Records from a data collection

|---|

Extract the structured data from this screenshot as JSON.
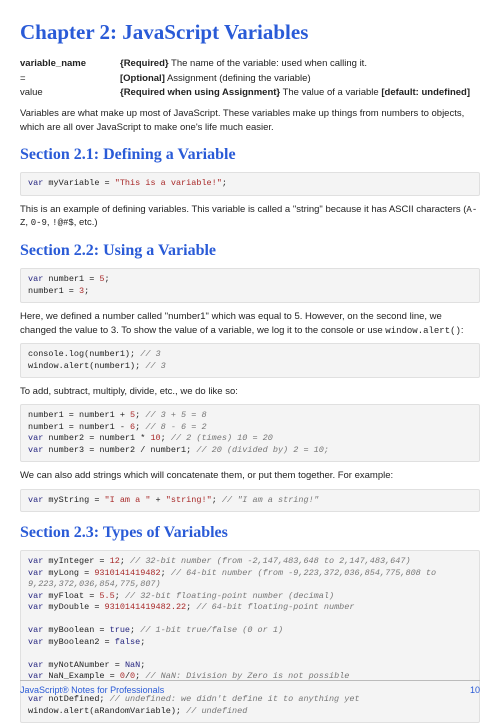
{
  "chapter_title": "Chapter 2: JavaScript Variables",
  "params": [
    {
      "name": "variable_name",
      "desc_html": "<b>{Required}</b> The name of the variable: used when calling it.",
      "bold_name": true
    },
    {
      "name": "=",
      "desc_html": "<b>[Optional]</b> Assignment (defining the variable)",
      "bold_name": false
    },
    {
      "name": "value",
      "desc_html": "<b>{Required when using Assignment}</b> The value of a variable <b>[default: undefined]</b>",
      "bold_name": false
    }
  ],
  "intro_para": "Variables are what make up most of JavaScript. These variables make up things from numbers to objects, which are all over JavaScript to make one's life much easier.",
  "section_21": {
    "title": "Section 2.1: Defining a Variable",
    "code": "<span class=\"kw\">var</span> myVariable = <span class=\"num\">\"This is a variable!\"</span>;",
    "para_html": "This is an example of defining variables. This variable is called a \"string\" because it has ASCII characters (<code class=\"inline\">A-Z</code>, <code class=\"inline\">0-9</code>, <code class=\"inline\">!@#$</code>, etc.)"
  },
  "section_22": {
    "title": "Section 2.2: Using a Variable",
    "code1": "<span class=\"kw\">var</span> number1 = <span class=\"num\">5</span>;\nnumber1 = <span class=\"num\">3</span>;",
    "para1_html": "Here, we defined a number called \"number1\" which was equal to 5. However, on the second line, we changed the value to 3. To show the value of a variable, we log it to the console or use <code class=\"inline\">window.alert()</code>:",
    "code2": "console.log(number1); <span class=\"cm\">// 3</span>\nwindow.alert(number1); <span class=\"cm\">// 3</span>",
    "para2": "To add, subtract, multiply, divide, etc., we do like so:",
    "code3": "number1 = number1 + <span class=\"num\">5</span>; <span class=\"cm\">// 3 + 5 = 8</span>\nnumber1 = number1 - <span class=\"num\">6</span>; <span class=\"cm\">// 8 - 6 = 2</span>\n<span class=\"kw\">var</span> number2 = number1 * <span class=\"num\">10</span>; <span class=\"cm\">// 2 (times) 10 = 20</span>\n<span class=\"kw\">var</span> number3 = number2 / number1; <span class=\"cm\">// 20 (divided by) 2 = 10;</span>",
    "para3": "We can also add strings which will concatenate them, or put them together. For example:",
    "code4": "<span class=\"kw\">var</span> myString = <span class=\"num\">\"I am a \"</span> + <span class=\"num\">\"string!\"</span>; <span class=\"cm\">// \"I am a string!\"</span>"
  },
  "section_23": {
    "title": "Section 2.3: Types of Variables",
    "code": "<span class=\"kw\">var</span> myInteger = <span class=\"num\">12</span>; <span class=\"cm\">// 32-bit number (from -2,147,483,648 to 2,147,483,647)</span>\n<span class=\"kw\">var</span> myLong = <span class=\"num\">9310141419482</span>; <span class=\"cm\">// 64-bit number (from -9,223,372,036,854,775,808 to\n9,223,372,036,854,775,807)</span>\n<span class=\"kw\">var</span> myFloat = <span class=\"num\">5.5</span>; <span class=\"cm\">// 32-bit floating-point number (decimal)</span>\n<span class=\"kw\">var</span> myDouble = <span class=\"num\">9310141419482.22</span>; <span class=\"cm\">// 64-bit floating-point number</span>\n\n<span class=\"kw\">var</span> myBoolean = <span class=\"kw\">true</span>; <span class=\"cm\">// 1-bit true/false (0 or 1)</span>\n<span class=\"kw\">var</span> myBoolean2 = <span class=\"kw\">false</span>;\n\n<span class=\"kw\">var</span> myNotANumber = <span class=\"kw\">NaN</span>;\n<span class=\"kw\">var</span> NaN_Example = <span class=\"num\">0</span>/<span class=\"num\">0</span>; <span class=\"cm\">// NaN: Division by Zero is not possible</span>\n\n<span class=\"kw\">var</span> notDefined; <span class=\"cm\">// undefined: we didn't define it to anything yet</span>\nwindow.alert(aRandomVariable); <span class=\"cm\">// undefined</span>"
  },
  "footer": {
    "left": "JavaScript® Notes for Professionals",
    "right": "10"
  }
}
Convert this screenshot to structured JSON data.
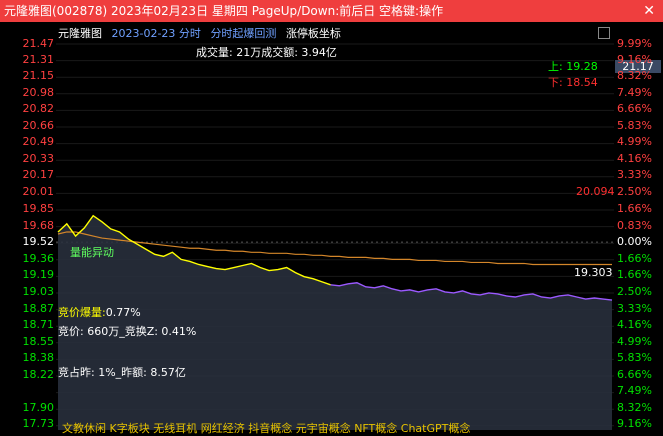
{
  "title": "元隆雅图(002878) 2023年02月23日 星期四 PageUp/Down:前后日 空格键:操作",
  "header": {
    "name": "元隆雅图",
    "date_text": "2023-02-23 分时",
    "mode": "分时起爆回测",
    "coord": "涨停板坐标"
  },
  "volume_text": "成交量: 21万成交额: 3.94亿",
  "price_box": "21.17",
  "up_label": "上: 19.28",
  "down_label": "下: 18.54",
  "left_axis": [
    "21.47",
    "21.31",
    "21.15",
    "20.98",
    "20.82",
    "20.66",
    "20.49",
    "20.33",
    "20.17",
    "20.01",
    "19.85",
    "19.68",
    "19.52",
    "19.36",
    "19.19",
    "19.03",
    "18.87",
    "18.71",
    "18.55",
    "18.38",
    "18.22",
    "17.90",
    "17.73"
  ],
  "right_axis": [
    "9.99%",
    "9.16%",
    "8.32%",
    "7.49%",
    "6.66%",
    "5.83%",
    "4.99%",
    "4.16%",
    "3.33%",
    "2.50%",
    "1.66%",
    "0.83%",
    "0.00%",
    "1.66%",
    "1.66%",
    "2.50%",
    "3.33%",
    "4.16%",
    "4.99%",
    "5.83%",
    "6.66%",
    "7.49%",
    "8.32%",
    "9.16%"
  ],
  "avg_line_label_high": "20.094",
  "avg_line_label_low": "19.303",
  "flag_text": "量能异动",
  "info": {
    "auction_boom_label": "竞价爆量:",
    "auction_boom_value": "0.77%",
    "auction_text": "竞价: 660万_竞换Z: 0.41%",
    "auction_ratio_text": "竞占昨: 1%_昨额: 8.57亿"
  },
  "concepts_text": "文教休闲 K字板块 无线耳机 网红经济 抖音概念 元宇宙概念 NFT概念 ChatGPT概念",
  "colors": {
    "title_bg": "#ef3e3e",
    "avg_line": "#d4862a",
    "price_yellow": "#ffff00",
    "price_purple": "#9b59ff",
    "up_color": "#00ff00",
    "down_color": "#ff3030"
  },
  "chart_data": {
    "type": "line",
    "ylim": [
      17.73,
      21.47
    ],
    "prev_close": 19.52,
    "series": [
      {
        "values": [
          19.62,
          19.7,
          19.58,
          19.66,
          19.78,
          19.72,
          19.65,
          19.62,
          19.55,
          19.5,
          19.45,
          19.4,
          19.38,
          19.42,
          19.35,
          19.33,
          19.3,
          19.28,
          19.26,
          19.25,
          19.27,
          19.29,
          19.31,
          19.27,
          19.24,
          19.25,
          19.27,
          19.22,
          19.18,
          19.16,
          19.13,
          19.1,
          19.09,
          19.11,
          19.12,
          19.08,
          19.07,
          19.09,
          19.06,
          19.04,
          19.05,
          19.03,
          19.05,
          19.06,
          19.03,
          19.02,
          19.04,
          19.01,
          19.0,
          19.02,
          19.01,
          18.99,
          18.98,
          19.0,
          19.01,
          18.98,
          18.97,
          18.99,
          19.0,
          18.98,
          18.96,
          18.97,
          18.96,
          18.95
        ]
      },
      {
        "values": [
          19.6,
          19.62,
          19.62,
          19.6,
          19.58,
          19.56,
          19.55,
          19.54,
          19.53,
          19.52,
          19.51,
          19.5,
          19.49,
          19.48,
          19.47,
          19.46,
          19.46,
          19.45,
          19.44,
          19.44,
          19.43,
          19.43,
          19.42,
          19.42,
          19.41,
          19.41,
          19.41,
          19.4,
          19.4,
          19.39,
          19.39,
          19.38,
          19.38,
          19.37,
          19.37,
          19.37,
          19.36,
          19.36,
          19.35,
          19.35,
          19.35,
          19.34,
          19.34,
          19.34,
          19.33,
          19.33,
          19.33,
          19.32,
          19.32,
          19.32,
          19.31,
          19.31,
          19.31,
          19.31,
          19.3,
          19.3,
          19.3,
          19.3,
          19.3,
          19.3,
          19.3,
          19.3,
          19.3,
          19.3
        ]
      }
    ]
  }
}
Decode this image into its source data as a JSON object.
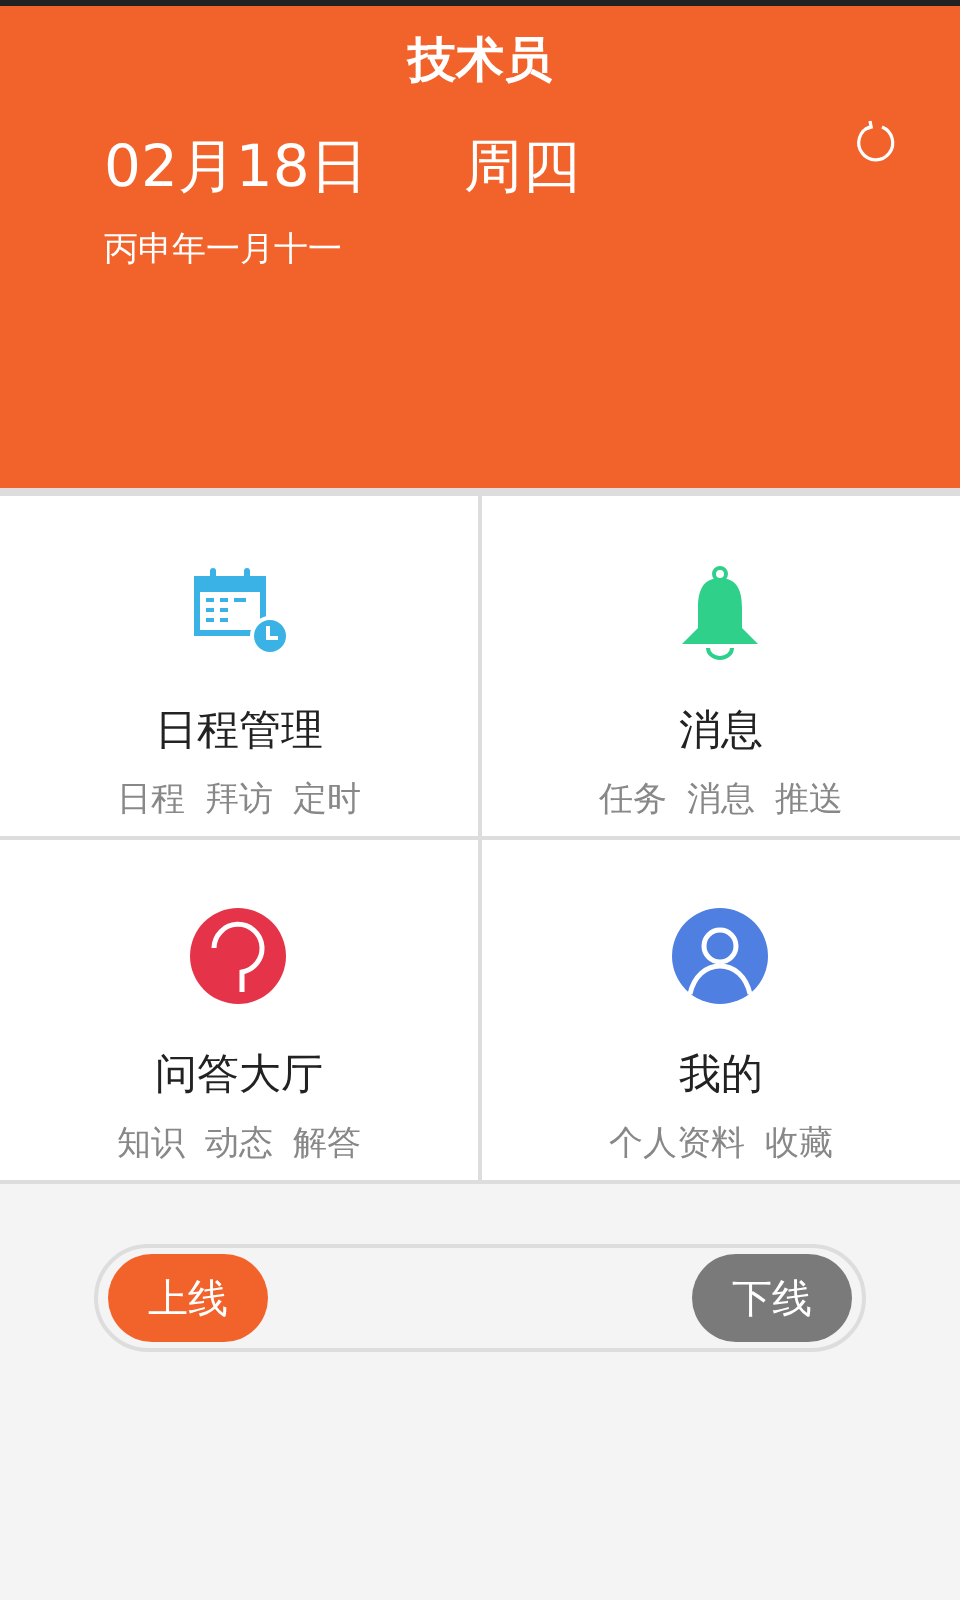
{
  "header": {
    "title": "技术员",
    "date": "02月18日",
    "weekday": "周四",
    "lunar": "丙申年一月十一"
  },
  "tiles": [
    {
      "kind": "calendar",
      "title": "日程管理",
      "links": [
        "日程",
        "拜访",
        "定时"
      ]
    },
    {
      "kind": "bell",
      "title": "消息",
      "links": [
        "任务",
        "消息",
        "推送"
      ]
    },
    {
      "kind": "question",
      "title": "问答大厅",
      "links": [
        "知识",
        "动态",
        "解答"
      ]
    },
    {
      "kind": "user",
      "title": "我的",
      "links": [
        "个人资料",
        "收藏"
      ]
    }
  ],
  "status_switch": [
    {
      "label": "上线",
      "selected": true
    },
    {
      "label": "下线",
      "selected": false
    }
  ]
}
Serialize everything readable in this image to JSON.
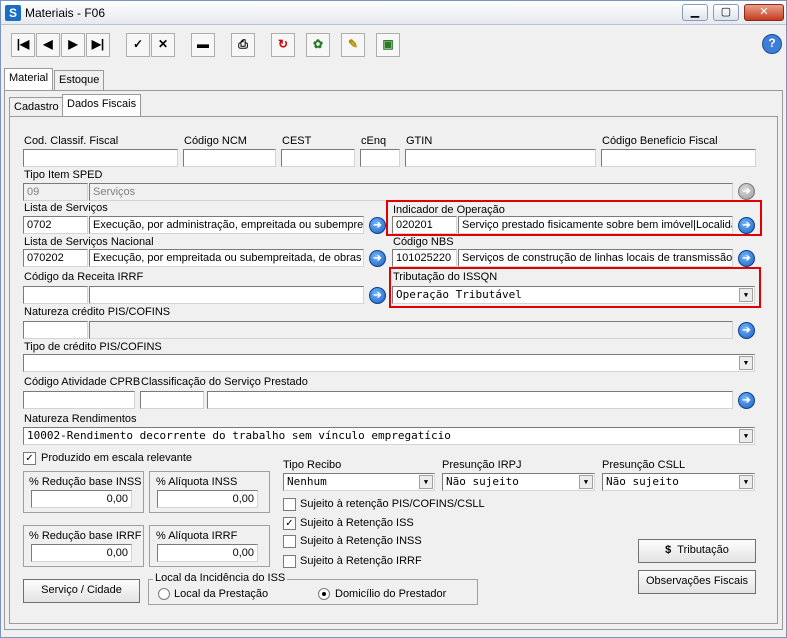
{
  "window": {
    "title": "Materiais - F06",
    "app_icon": "S"
  },
  "toolbar": {
    "help": "?"
  },
  "tabs_top": [
    "Material",
    "Estoque"
  ],
  "tabs_sub": [
    "Cadastro",
    "Dados Fiscais"
  ],
  "fields": {
    "cod_classif_label": "Cod. Classif. Fiscal",
    "ncm_label": "Código NCM",
    "cest_label": "CEST",
    "cenq_label": "cEnq",
    "gtin_label": "GTIN",
    "beneficio_label": "Código Benefício Fiscal",
    "tipo_item_label": "Tipo Item SPED",
    "tipo_item_code": "09",
    "tipo_item_desc": "Serviços",
    "lista_servicos_label": "Lista de Serviços",
    "lista_servicos_code": "0702",
    "lista_servicos_desc": "Execução, por administração, empreitada ou subempreitada",
    "indicador_label": "Indicador de Operação",
    "indicador_code": "020201",
    "indicador_desc": "Serviço prestado fisicamente sobre bem imóvel|Localidade",
    "lista_nacional_label": "Lista de Serviços Nacional",
    "lista_nacional_code": "070202",
    "lista_nacional_desc": "Execução, por empreitada ou subempreitada, de obras de",
    "nbs_label": "Código NBS",
    "nbs_code": "101025220",
    "nbs_desc": "Serviços de construção de linhas locais de transmissão",
    "receita_label": "Código da Receita IRRF",
    "tributacao_label": "Tributação do ISSQN",
    "tributacao_value": "Operação Tributável",
    "natureza_label": "Natureza crédito PIS/COFINS",
    "tipo_credito_label": "Tipo de crédito PIS/COFINS",
    "cprb_label": "Código Atividade CPRB",
    "classif_servico_label": "Classificação do Serviço Prestado",
    "natureza_rend_label": "Natureza Rendimentos",
    "natureza_rend_value": "10002-Rendimento decorrente do trabalho sem vínculo empregatício",
    "produzido_label": "Produzido em escala relevante",
    "red_inss_label": "% Redução base INSS",
    "red_inss_value": "0,00",
    "aliq_inss_label": "% Alíquota INSS",
    "aliq_inss_value": "0,00",
    "red_irrf_label": "% Redução base IRRF",
    "red_irrf_value": "0,00",
    "aliq_irrf_label": "% Alíquota IRRF",
    "aliq_irrf_value": "0,00",
    "tipo_recibo_label": "Tipo Recibo",
    "tipo_recibo_value": "Nenhum",
    "irpj_label": "Presunção IRPJ",
    "irpj_value": "Não sujeito",
    "csll_label": "Presunção CSLL",
    "csll_value": "Não sujeito",
    "ret_pis_label": "Sujeito à retenção PIS/COFINS/CSLL",
    "ret_iss_label": "Sujeito à Retenção ISS",
    "ret_inss_label": "Sujeito à Retenção INSS",
    "ret_irrf_label": "Sujeito à Retenção IRRF"
  },
  "buttons": {
    "servico_cidade": "Serviço / Cidade",
    "tributacao": "Tributação",
    "observacoes": "Observações Fiscais"
  },
  "local_incidencia": {
    "label": "Local da Incidência do ISS",
    "opt1": "Local da Prestação",
    "opt2": "Domicílio do Prestador"
  },
  "highlight_color": "#e00000"
}
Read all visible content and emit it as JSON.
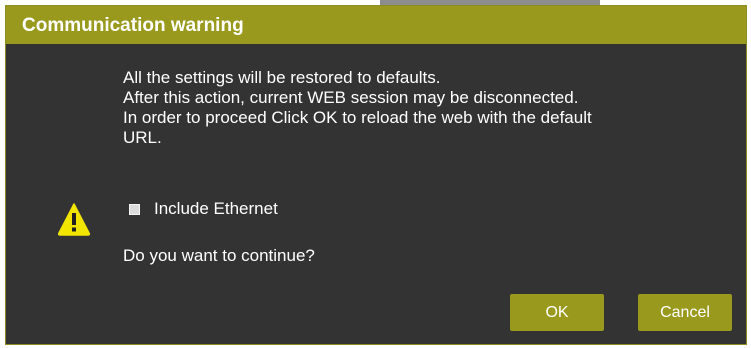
{
  "dialog": {
    "title": "Communication warning",
    "message_lines": [
      "All the settings will be restored to defaults.",
      "After this action, current WEB session may be disconnected.",
      "In order to proceed Click OK to reload the web with the default",
      "URL."
    ],
    "checkbox": {
      "label": "Include Ethernet",
      "checked": false
    },
    "question": "Do you want to continue?",
    "buttons": {
      "ok_label": "OK",
      "cancel_label": "Cancel"
    },
    "icon": "warning-triangle-icon"
  },
  "colors": {
    "title_bar": "#999a1d",
    "dialog_bg": "#333333",
    "button_bg": "#999a1d",
    "warning_icon": "#f2e600",
    "text": "#ffffff"
  }
}
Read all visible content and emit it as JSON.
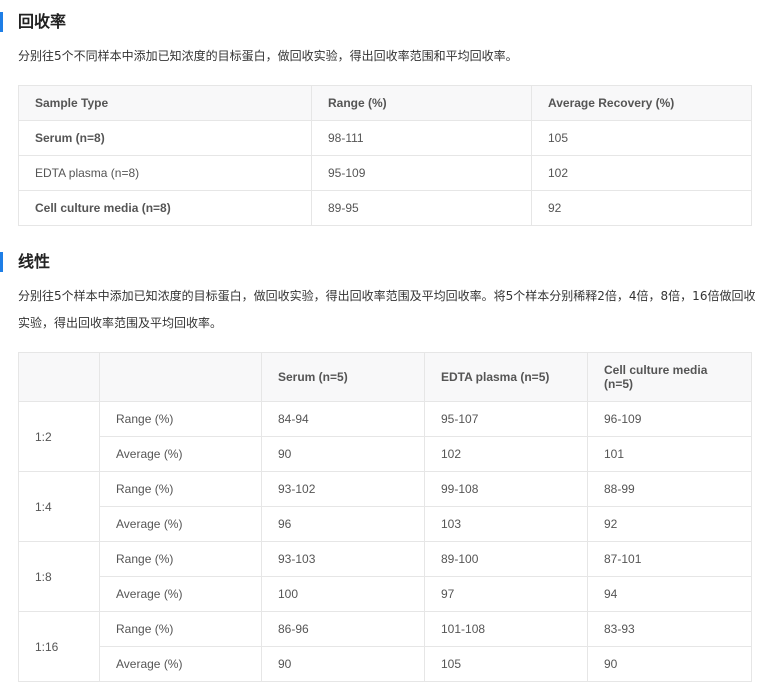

|---|

:: Description of the task ::
Check each line in the records for the word "kind" and say how many have it, with nothing else.

:: Completed task ::
4